_TASK DESCRIPTION_
Filter the lines below, copying only those with the string "Hillside".
:: RAW DATA
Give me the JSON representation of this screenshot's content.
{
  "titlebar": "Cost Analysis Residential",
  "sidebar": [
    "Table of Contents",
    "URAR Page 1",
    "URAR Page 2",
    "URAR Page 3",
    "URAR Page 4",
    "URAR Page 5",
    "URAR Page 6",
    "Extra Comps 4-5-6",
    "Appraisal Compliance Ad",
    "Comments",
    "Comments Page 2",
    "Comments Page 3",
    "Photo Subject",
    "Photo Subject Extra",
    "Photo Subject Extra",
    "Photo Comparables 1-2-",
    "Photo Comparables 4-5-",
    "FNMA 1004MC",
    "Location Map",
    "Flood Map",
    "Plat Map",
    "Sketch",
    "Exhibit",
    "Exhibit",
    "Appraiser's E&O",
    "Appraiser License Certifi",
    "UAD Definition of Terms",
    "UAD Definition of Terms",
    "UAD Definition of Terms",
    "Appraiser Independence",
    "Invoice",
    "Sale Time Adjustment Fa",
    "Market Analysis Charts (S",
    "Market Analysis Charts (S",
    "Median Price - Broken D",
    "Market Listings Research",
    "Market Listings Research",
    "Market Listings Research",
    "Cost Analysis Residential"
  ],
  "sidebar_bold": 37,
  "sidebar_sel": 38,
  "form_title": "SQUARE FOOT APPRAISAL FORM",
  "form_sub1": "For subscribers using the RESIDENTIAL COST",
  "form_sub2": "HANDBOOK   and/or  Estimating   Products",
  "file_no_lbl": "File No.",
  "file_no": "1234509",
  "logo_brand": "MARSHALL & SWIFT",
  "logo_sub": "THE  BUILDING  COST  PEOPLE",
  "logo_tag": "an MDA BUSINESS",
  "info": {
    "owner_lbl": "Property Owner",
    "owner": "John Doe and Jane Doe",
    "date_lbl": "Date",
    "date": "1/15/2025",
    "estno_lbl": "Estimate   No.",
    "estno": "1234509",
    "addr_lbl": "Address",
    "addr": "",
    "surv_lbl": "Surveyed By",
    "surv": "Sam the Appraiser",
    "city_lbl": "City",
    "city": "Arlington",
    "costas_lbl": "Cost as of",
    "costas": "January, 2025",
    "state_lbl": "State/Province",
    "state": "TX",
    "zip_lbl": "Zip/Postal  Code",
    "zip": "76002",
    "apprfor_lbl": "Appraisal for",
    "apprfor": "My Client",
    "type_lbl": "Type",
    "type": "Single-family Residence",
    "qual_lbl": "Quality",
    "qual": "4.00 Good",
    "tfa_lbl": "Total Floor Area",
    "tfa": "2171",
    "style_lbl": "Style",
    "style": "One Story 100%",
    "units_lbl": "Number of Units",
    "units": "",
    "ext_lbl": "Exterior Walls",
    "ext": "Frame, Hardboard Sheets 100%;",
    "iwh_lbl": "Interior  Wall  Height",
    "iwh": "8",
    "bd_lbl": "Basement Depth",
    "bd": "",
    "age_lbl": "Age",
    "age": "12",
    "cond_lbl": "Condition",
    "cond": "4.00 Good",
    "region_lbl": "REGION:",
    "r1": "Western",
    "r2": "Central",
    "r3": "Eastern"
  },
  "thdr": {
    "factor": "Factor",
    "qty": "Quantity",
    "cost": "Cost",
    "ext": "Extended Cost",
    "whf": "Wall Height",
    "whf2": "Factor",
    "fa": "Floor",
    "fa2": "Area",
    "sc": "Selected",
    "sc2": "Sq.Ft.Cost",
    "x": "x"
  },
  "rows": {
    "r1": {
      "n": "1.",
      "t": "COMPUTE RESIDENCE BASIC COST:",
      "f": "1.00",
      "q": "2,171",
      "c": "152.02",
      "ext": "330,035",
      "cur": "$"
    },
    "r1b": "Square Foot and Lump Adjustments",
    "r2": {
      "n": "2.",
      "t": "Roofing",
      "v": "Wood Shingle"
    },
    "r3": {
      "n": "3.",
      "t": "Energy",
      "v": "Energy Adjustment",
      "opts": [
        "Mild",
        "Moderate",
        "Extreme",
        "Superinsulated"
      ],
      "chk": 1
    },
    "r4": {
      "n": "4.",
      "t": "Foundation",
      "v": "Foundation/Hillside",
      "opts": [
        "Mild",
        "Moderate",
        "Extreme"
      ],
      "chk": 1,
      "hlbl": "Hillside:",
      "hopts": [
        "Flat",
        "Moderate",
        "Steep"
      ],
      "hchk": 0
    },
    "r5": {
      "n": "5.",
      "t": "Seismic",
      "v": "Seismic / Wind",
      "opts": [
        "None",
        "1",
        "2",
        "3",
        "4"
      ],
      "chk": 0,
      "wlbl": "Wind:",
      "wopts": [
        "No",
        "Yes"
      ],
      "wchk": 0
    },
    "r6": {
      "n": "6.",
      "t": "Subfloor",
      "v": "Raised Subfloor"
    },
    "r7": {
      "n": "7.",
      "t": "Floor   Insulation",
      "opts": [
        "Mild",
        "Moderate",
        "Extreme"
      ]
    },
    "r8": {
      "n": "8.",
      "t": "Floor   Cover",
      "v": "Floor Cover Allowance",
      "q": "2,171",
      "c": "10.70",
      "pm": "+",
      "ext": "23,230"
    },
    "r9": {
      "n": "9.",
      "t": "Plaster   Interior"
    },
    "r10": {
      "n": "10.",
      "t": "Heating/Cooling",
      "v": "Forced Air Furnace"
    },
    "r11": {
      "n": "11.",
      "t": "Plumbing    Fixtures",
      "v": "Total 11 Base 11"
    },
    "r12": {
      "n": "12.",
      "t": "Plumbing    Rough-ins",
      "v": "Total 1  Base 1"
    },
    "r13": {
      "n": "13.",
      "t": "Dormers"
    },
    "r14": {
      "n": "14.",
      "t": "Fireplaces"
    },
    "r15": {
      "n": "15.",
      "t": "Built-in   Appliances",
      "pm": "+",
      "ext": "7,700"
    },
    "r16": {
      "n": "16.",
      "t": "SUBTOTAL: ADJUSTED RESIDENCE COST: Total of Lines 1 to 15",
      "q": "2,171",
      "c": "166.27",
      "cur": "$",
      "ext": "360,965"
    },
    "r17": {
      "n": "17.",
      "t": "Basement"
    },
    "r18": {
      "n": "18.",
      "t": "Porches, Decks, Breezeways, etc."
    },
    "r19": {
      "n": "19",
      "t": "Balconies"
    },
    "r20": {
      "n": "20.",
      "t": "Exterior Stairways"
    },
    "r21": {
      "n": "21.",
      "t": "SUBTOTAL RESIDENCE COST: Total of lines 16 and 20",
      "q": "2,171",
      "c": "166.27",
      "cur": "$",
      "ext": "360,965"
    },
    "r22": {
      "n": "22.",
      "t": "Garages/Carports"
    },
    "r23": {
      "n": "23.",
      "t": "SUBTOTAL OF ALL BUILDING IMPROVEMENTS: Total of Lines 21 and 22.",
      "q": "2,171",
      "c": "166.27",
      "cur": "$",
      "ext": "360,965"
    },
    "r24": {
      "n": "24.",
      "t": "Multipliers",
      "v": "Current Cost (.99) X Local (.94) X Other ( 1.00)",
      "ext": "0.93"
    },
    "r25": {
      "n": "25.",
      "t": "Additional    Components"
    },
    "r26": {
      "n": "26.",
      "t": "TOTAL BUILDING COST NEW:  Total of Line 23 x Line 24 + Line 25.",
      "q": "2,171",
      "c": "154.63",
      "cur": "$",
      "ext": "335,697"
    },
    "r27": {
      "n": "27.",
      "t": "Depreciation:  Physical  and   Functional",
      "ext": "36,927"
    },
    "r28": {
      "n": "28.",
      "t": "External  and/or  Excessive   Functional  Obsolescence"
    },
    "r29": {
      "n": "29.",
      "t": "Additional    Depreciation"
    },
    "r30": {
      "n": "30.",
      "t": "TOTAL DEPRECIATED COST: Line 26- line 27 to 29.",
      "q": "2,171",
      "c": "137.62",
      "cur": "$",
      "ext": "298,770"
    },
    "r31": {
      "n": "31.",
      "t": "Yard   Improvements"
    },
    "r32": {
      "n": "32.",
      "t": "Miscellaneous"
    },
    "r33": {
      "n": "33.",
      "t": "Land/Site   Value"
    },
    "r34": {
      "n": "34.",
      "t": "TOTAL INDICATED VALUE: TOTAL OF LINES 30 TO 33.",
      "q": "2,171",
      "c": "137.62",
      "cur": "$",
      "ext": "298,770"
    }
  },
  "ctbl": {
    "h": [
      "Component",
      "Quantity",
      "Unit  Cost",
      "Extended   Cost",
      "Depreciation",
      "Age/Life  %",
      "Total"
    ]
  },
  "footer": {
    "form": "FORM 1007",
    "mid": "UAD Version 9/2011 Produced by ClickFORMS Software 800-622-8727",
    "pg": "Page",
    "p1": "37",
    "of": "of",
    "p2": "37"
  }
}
::::
_RESPONSE TO THE EXERCISE_
      "v": "Foundation/Hillside",
      "hlbl": "Hillside:",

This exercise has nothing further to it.